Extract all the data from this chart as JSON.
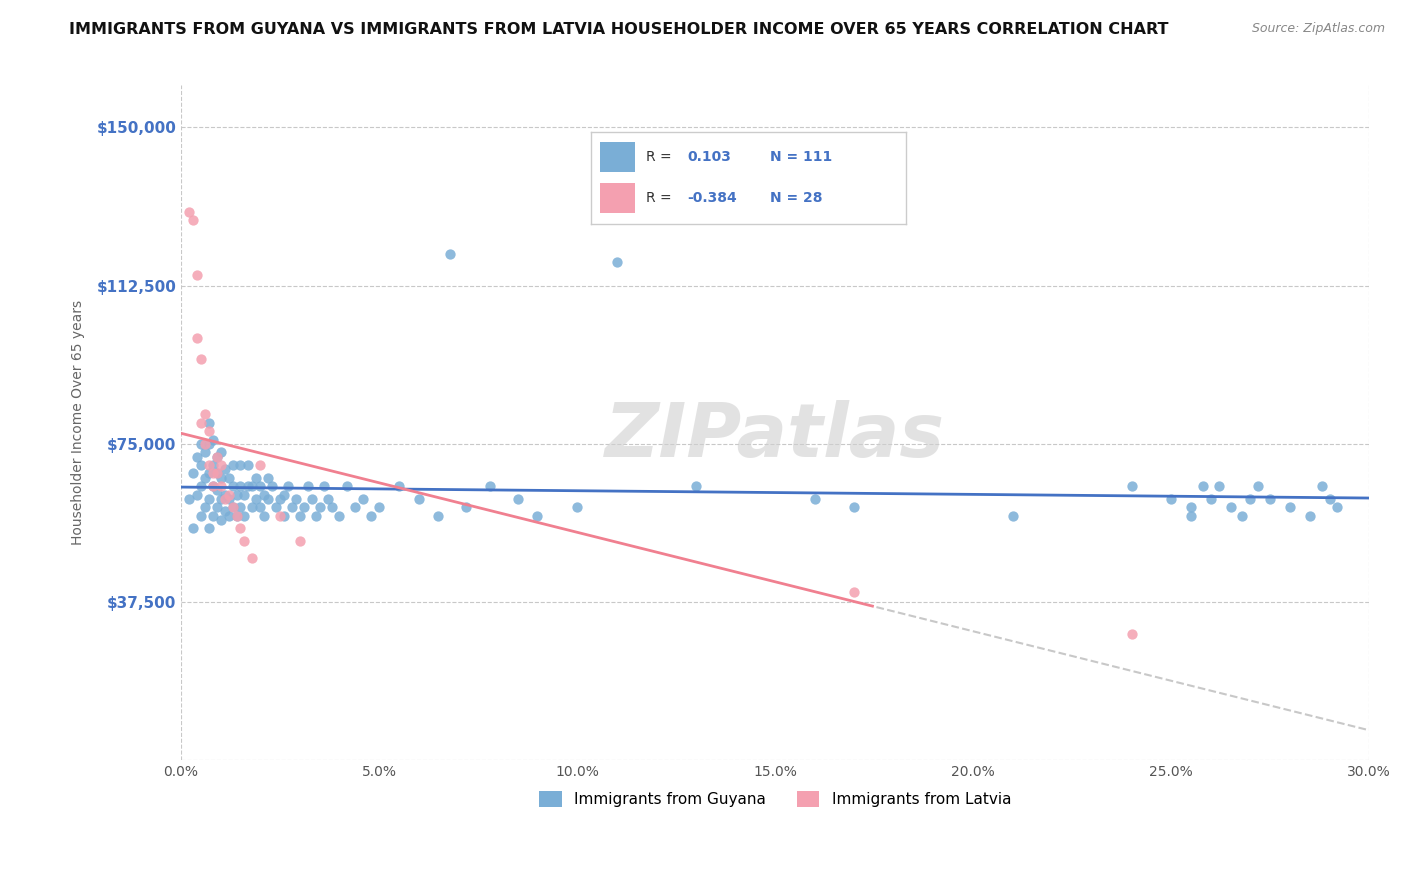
{
  "title": "IMMIGRANTS FROM GUYANA VS IMMIGRANTS FROM LATVIA HOUSEHOLDER INCOME OVER 65 YEARS CORRELATION CHART",
  "source": "Source: ZipAtlas.com",
  "ylabel": "Householder Income Over 65 years",
  "xlim": [
    0.0,
    0.3
  ],
  "ylim": [
    0,
    160000
  ],
  "yticks": [
    0,
    37500,
    75000,
    112500,
    150000
  ],
  "ytick_labels": [
    "",
    "$37,500",
    "$75,000",
    "$112,500",
    "$150,000"
  ],
  "xticks": [
    0.0,
    0.05,
    0.1,
    0.15,
    0.2,
    0.25,
    0.3
  ],
  "xtick_labels": [
    "0.0%",
    "5.0%",
    "10.0%",
    "15.0%",
    "20.0%",
    "25.0%",
    "30.0%"
  ],
  "guyana_color": "#7aaed6",
  "latvia_color": "#f4a0b0",
  "line_blue": "#4472c4",
  "line_pink": "#f08090",
  "watermark": "ZIPatlas",
  "watermark_color": "#d0d0d0",
  "background": "#ffffff",
  "grid_color": "#c8c8c8",
  "legend_label_guyana": "Immigrants from Guyana",
  "legend_label_latvia": "Immigrants from Latvia",
  "guyana_x": [
    0.002,
    0.003,
    0.003,
    0.004,
    0.004,
    0.005,
    0.005,
    0.005,
    0.005,
    0.006,
    0.006,
    0.006,
    0.007,
    0.007,
    0.007,
    0.007,
    0.007,
    0.008,
    0.008,
    0.008,
    0.008,
    0.009,
    0.009,
    0.009,
    0.009,
    0.01,
    0.01,
    0.01,
    0.01,
    0.011,
    0.011,
    0.011,
    0.012,
    0.012,
    0.012,
    0.013,
    0.013,
    0.013,
    0.014,
    0.014,
    0.015,
    0.015,
    0.015,
    0.016,
    0.016,
    0.017,
    0.017,
    0.018,
    0.018,
    0.019,
    0.019,
    0.02,
    0.02,
    0.021,
    0.021,
    0.022,
    0.022,
    0.023,
    0.024,
    0.025,
    0.026,
    0.026,
    0.027,
    0.028,
    0.029,
    0.03,
    0.031,
    0.032,
    0.033,
    0.034,
    0.035,
    0.036,
    0.037,
    0.038,
    0.04,
    0.042,
    0.044,
    0.046,
    0.048,
    0.05,
    0.055,
    0.06,
    0.065,
    0.068,
    0.072,
    0.078,
    0.085,
    0.09,
    0.1,
    0.11,
    0.13,
    0.16,
    0.17,
    0.21,
    0.24,
    0.25,
    0.255,
    0.262,
    0.27,
    0.28,
    0.285,
    0.288,
    0.29,
    0.292,
    0.255,
    0.258,
    0.26,
    0.265,
    0.268,
    0.272,
    0.275
  ],
  "guyana_y": [
    62000,
    68000,
    55000,
    63000,
    72000,
    58000,
    70000,
    75000,
    65000,
    60000,
    67000,
    73000,
    55000,
    62000,
    68000,
    75000,
    80000,
    58000,
    65000,
    70000,
    76000,
    60000,
    64000,
    68000,
    72000,
    57000,
    62000,
    67000,
    73000,
    59000,
    63000,
    69000,
    58000,
    62000,
    67000,
    60000,
    65000,
    70000,
    58000,
    63000,
    60000,
    65000,
    70000,
    58000,
    63000,
    65000,
    70000,
    60000,
    65000,
    62000,
    67000,
    60000,
    65000,
    58000,
    63000,
    62000,
    67000,
    65000,
    60000,
    62000,
    58000,
    63000,
    65000,
    60000,
    62000,
    58000,
    60000,
    65000,
    62000,
    58000,
    60000,
    65000,
    62000,
    60000,
    58000,
    65000,
    60000,
    62000,
    58000,
    60000,
    65000,
    62000,
    58000,
    120000,
    60000,
    65000,
    62000,
    58000,
    60000,
    118000,
    65000,
    62000,
    60000,
    58000,
    65000,
    62000,
    60000,
    65000,
    62000,
    60000,
    58000,
    65000,
    62000,
    60000,
    58000,
    65000,
    62000,
    60000,
    58000,
    65000,
    62000
  ],
  "latvia_x": [
    0.002,
    0.003,
    0.004,
    0.004,
    0.005,
    0.005,
    0.006,
    0.006,
    0.007,
    0.007,
    0.008,
    0.008,
    0.009,
    0.009,
    0.01,
    0.01,
    0.011,
    0.012,
    0.013,
    0.014,
    0.015,
    0.016,
    0.018,
    0.02,
    0.025,
    0.03,
    0.17,
    0.24
  ],
  "latvia_y": [
    130000,
    128000,
    115000,
    100000,
    80000,
    95000,
    75000,
    82000,
    78000,
    70000,
    68000,
    65000,
    72000,
    68000,
    65000,
    70000,
    62000,
    63000,
    60000,
    58000,
    55000,
    52000,
    48000,
    70000,
    58000,
    52000,
    40000,
    30000
  ]
}
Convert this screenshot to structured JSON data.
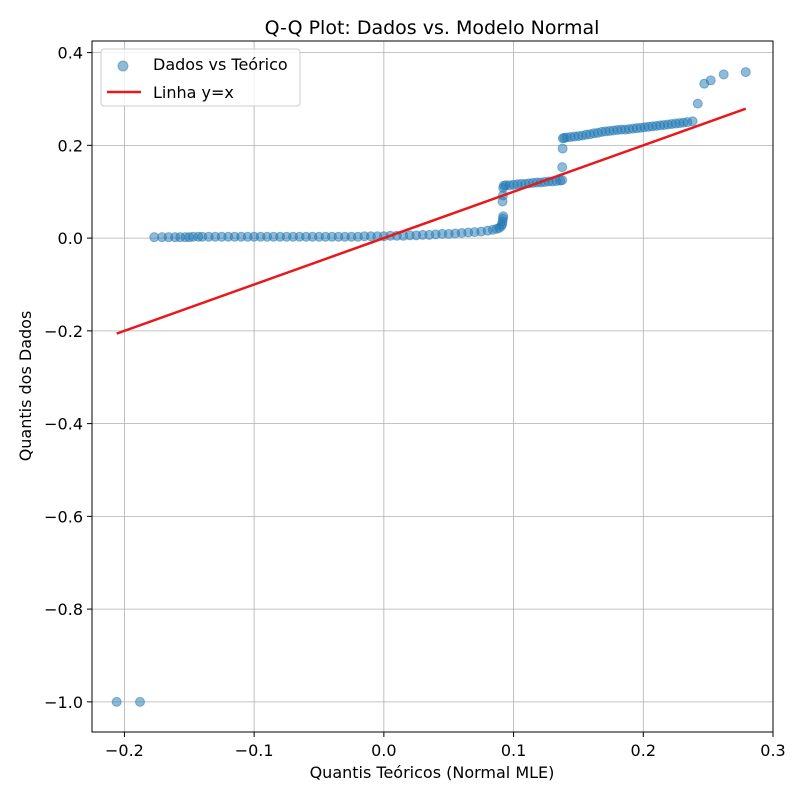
{
  "chart_data": {
    "type": "scatter",
    "title": "Q-Q Plot: Dados vs. Modelo Normal",
    "xlabel": "Quantis Teóricos (Normal MLE)",
    "ylabel": "Quantis dos Dados",
    "xlim": [
      -0.225,
      0.3
    ],
    "ylim": [
      -1.065,
      0.425
    ],
    "xticks": [
      -0.2,
      -0.1,
      0.0,
      0.1,
      0.2,
      0.3
    ],
    "xtick_labels": [
      "−0.2",
      "−0.1",
      "0.0",
      "0.1",
      "0.2",
      "0.3"
    ],
    "yticks": [
      -1.0,
      -0.8,
      -0.6,
      -0.4,
      -0.2,
      0.0,
      0.2,
      0.4
    ],
    "ytick_labels": [
      "−1.0",
      "−0.8",
      "−0.6",
      "−0.4",
      "−0.2",
      "0.0",
      "0.2",
      "0.4"
    ],
    "grid": true,
    "legend_position": "top-left",
    "colors": {
      "scatter": "#1f77b4",
      "line": "#e8191c",
      "grid": "#b0b0b0",
      "axes": "#000000"
    },
    "series": [
      {
        "name": "Dados vs Teórico",
        "kind": "scatter",
        "points": [
          [
            -0.206,
            -1.0
          ],
          [
            -0.188,
            -1.0
          ],
          [
            -0.177,
            0.002
          ],
          [
            -0.171,
            0.002
          ],
          [
            -0.166,
            0.002
          ],
          [
            -0.161,
            0.002
          ],
          [
            -0.157,
            0.002
          ],
          [
            -0.153,
            0.002
          ],
          [
            -0.15,
            0.002
          ],
          [
            -0.147,
            0.003
          ],
          [
            -0.143,
            0.003
          ],
          [
            -0.14,
            0.003
          ],
          [
            -0.135,
            0.003
          ],
          [
            -0.13,
            0.003
          ],
          [
            -0.125,
            0.003
          ],
          [
            -0.12,
            0.003
          ],
          [
            -0.115,
            0.003
          ],
          [
            -0.11,
            0.003
          ],
          [
            -0.105,
            0.003
          ],
          [
            -0.1,
            0.003
          ],
          [
            -0.095,
            0.003
          ],
          [
            -0.09,
            0.003
          ],
          [
            -0.085,
            0.003
          ],
          [
            -0.08,
            0.003
          ],
          [
            -0.075,
            0.003
          ],
          [
            -0.07,
            0.003
          ],
          [
            -0.065,
            0.003
          ],
          [
            -0.06,
            0.003
          ],
          [
            -0.055,
            0.003
          ],
          [
            -0.05,
            0.003
          ],
          [
            -0.045,
            0.003
          ],
          [
            -0.04,
            0.003
          ],
          [
            -0.035,
            0.003
          ],
          [
            -0.03,
            0.003
          ],
          [
            -0.025,
            0.003
          ],
          [
            -0.02,
            0.003
          ],
          [
            -0.015,
            0.004
          ],
          [
            -0.01,
            0.004
          ],
          [
            -0.005,
            0.004
          ],
          [
            0.0,
            0.004
          ],
          [
            0.005,
            0.005
          ],
          [
            0.01,
            0.005
          ],
          [
            0.015,
            0.005
          ],
          [
            0.02,
            0.006
          ],
          [
            0.025,
            0.006
          ],
          [
            0.03,
            0.007
          ],
          [
            0.035,
            0.007
          ],
          [
            0.04,
            0.008
          ],
          [
            0.045,
            0.009
          ],
          [
            0.05,
            0.009
          ],
          [
            0.055,
            0.01
          ],
          [
            0.06,
            0.011
          ],
          [
            0.065,
            0.012
          ],
          [
            0.07,
            0.013
          ],
          [
            0.075,
            0.014
          ],
          [
            0.08,
            0.016
          ],
          [
            0.084,
            0.018
          ],
          [
            0.087,
            0.02
          ],
          [
            0.089,
            0.022
          ],
          [
            0.0905,
            0.026
          ],
          [
            0.0912,
            0.03
          ],
          [
            0.0915,
            0.036
          ],
          [
            0.0918,
            0.042
          ],
          [
            0.092,
            0.047
          ],
          [
            0.0915,
            0.079
          ],
          [
            0.0918,
            0.092
          ],
          [
            0.092,
            0.108
          ],
          [
            0.0925,
            0.113
          ],
          [
            0.094,
            0.114
          ],
          [
            0.097,
            0.114
          ],
          [
            0.1,
            0.115
          ],
          [
            0.103,
            0.116
          ],
          [
            0.106,
            0.117
          ],
          [
            0.109,
            0.117
          ],
          [
            0.112,
            0.118
          ],
          [
            0.115,
            0.119
          ],
          [
            0.118,
            0.12
          ],
          [
            0.121,
            0.12
          ],
          [
            0.124,
            0.121
          ],
          [
            0.127,
            0.122
          ],
          [
            0.13,
            0.122
          ],
          [
            0.133,
            0.123
          ],
          [
            0.136,
            0.124
          ],
          [
            0.1375,
            0.125
          ],
          [
            0.1375,
            0.153
          ],
          [
            0.1378,
            0.193
          ],
          [
            0.138,
            0.215
          ],
          [
            0.139,
            0.216
          ],
          [
            0.141,
            0.217
          ],
          [
            0.144,
            0.218
          ],
          [
            0.147,
            0.219
          ],
          [
            0.15,
            0.22
          ],
          [
            0.153,
            0.221
          ],
          [
            0.156,
            0.223
          ],
          [
            0.159,
            0.224
          ],
          [
            0.162,
            0.226
          ],
          [
            0.165,
            0.227
          ],
          [
            0.168,
            0.229
          ],
          [
            0.171,
            0.23
          ],
          [
            0.174,
            0.231
          ],
          [
            0.177,
            0.232
          ],
          [
            0.18,
            0.233
          ],
          [
            0.183,
            0.234
          ],
          [
            0.186,
            0.234
          ],
          [
            0.189,
            0.235
          ],
          [
            0.192,
            0.236
          ],
          [
            0.195,
            0.237
          ],
          [
            0.198,
            0.238
          ],
          [
            0.201,
            0.239
          ],
          [
            0.204,
            0.24
          ],
          [
            0.207,
            0.241
          ],
          [
            0.21,
            0.242
          ],
          [
            0.213,
            0.243
          ],
          [
            0.216,
            0.244
          ],
          [
            0.219,
            0.245
          ],
          [
            0.222,
            0.246
          ],
          [
            0.225,
            0.247
          ],
          [
            0.228,
            0.248
          ],
          [
            0.231,
            0.249
          ],
          [
            0.234,
            0.25
          ],
          [
            0.238,
            0.252
          ],
          [
            0.242,
            0.29
          ],
          [
            0.247,
            0.333
          ],
          [
            0.252,
            0.34
          ],
          [
            0.262,
            0.353
          ],
          [
            0.279,
            0.358
          ]
        ]
      },
      {
        "name": "Linha y=x",
        "kind": "line",
        "points": [
          [
            -0.206,
            -0.206
          ],
          [
            0.279,
            0.279
          ]
        ]
      }
    ]
  }
}
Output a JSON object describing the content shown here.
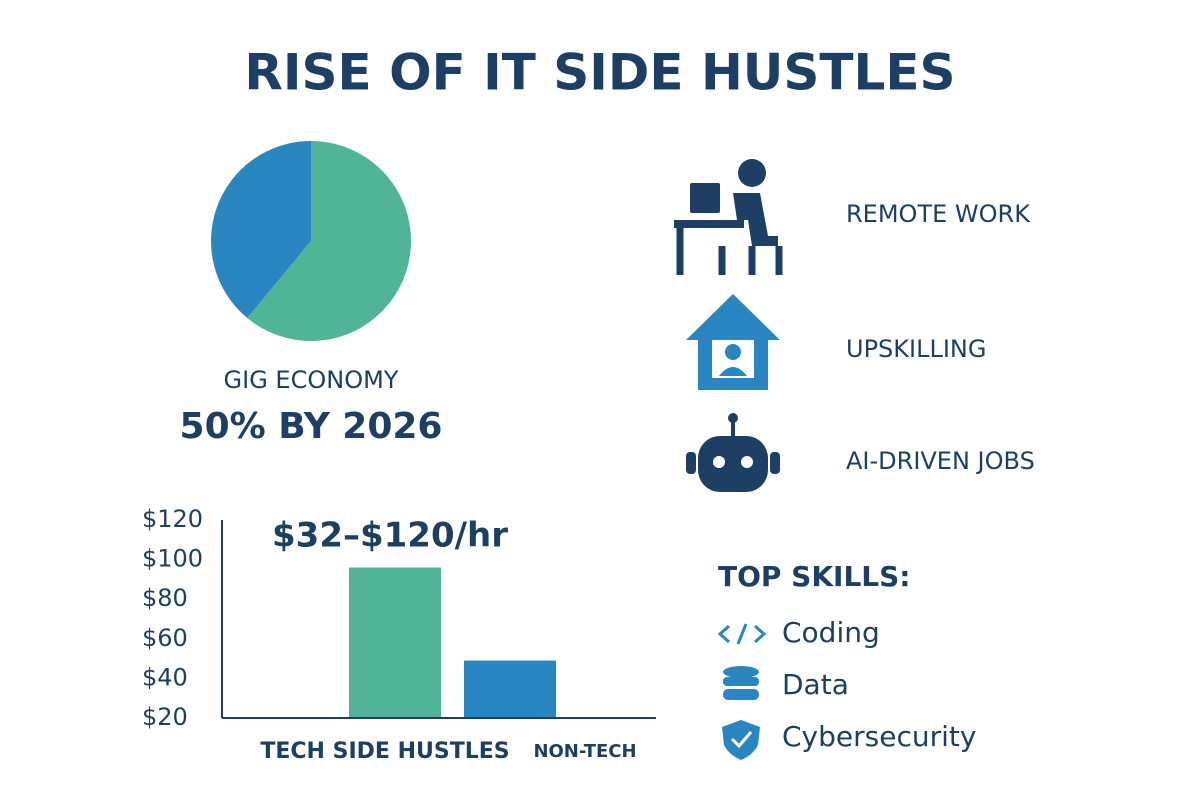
{
  "title": "RISE OF IT SIDE HUSTLES",
  "chart_data": [
    {
      "type": "pie",
      "title": "GIG ECONOMY",
      "subtitle": "50% BY 2026",
      "values": [
        61,
        39
      ],
      "colors": [
        "#52b496",
        "#2a86c1"
      ]
    },
    {
      "type": "bar",
      "annotation": "$32–$120/hr",
      "categories": [
        "TECH SIDE HUSTLES",
        "NON-TECH"
      ],
      "values": [
        96,
        49
      ],
      "colors": [
        "#52b496",
        "#2a86c1"
      ],
      "ylim": [
        20,
        120
      ],
      "yticks": [
        {
          "value": 20,
          "label": "$20"
        },
        {
          "value": 40,
          "label": "$40"
        },
        {
          "value": 60,
          "label": "$60"
        },
        {
          "value": 80,
          "label": "$80"
        },
        {
          "value": 100,
          "label": "$100"
        },
        {
          "value": 120,
          "label": "$120"
        }
      ]
    }
  ],
  "trends": [
    "REMOTE WORK",
    "UPSKILLING",
    "AI-DRIVEN JOBS"
  ],
  "skills": {
    "title": "TOP SKILLS:",
    "items": [
      "Coding",
      "Data",
      "Cybersecurity"
    ]
  }
}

# # # # # # #

Set out every line from the material that contains the string "Quantis".

- [WRITTEN REPLY]:
    "xlabel": "Quantis Teóricos (Normal MLE)",
    "ylabel": "Quantis dos Dados",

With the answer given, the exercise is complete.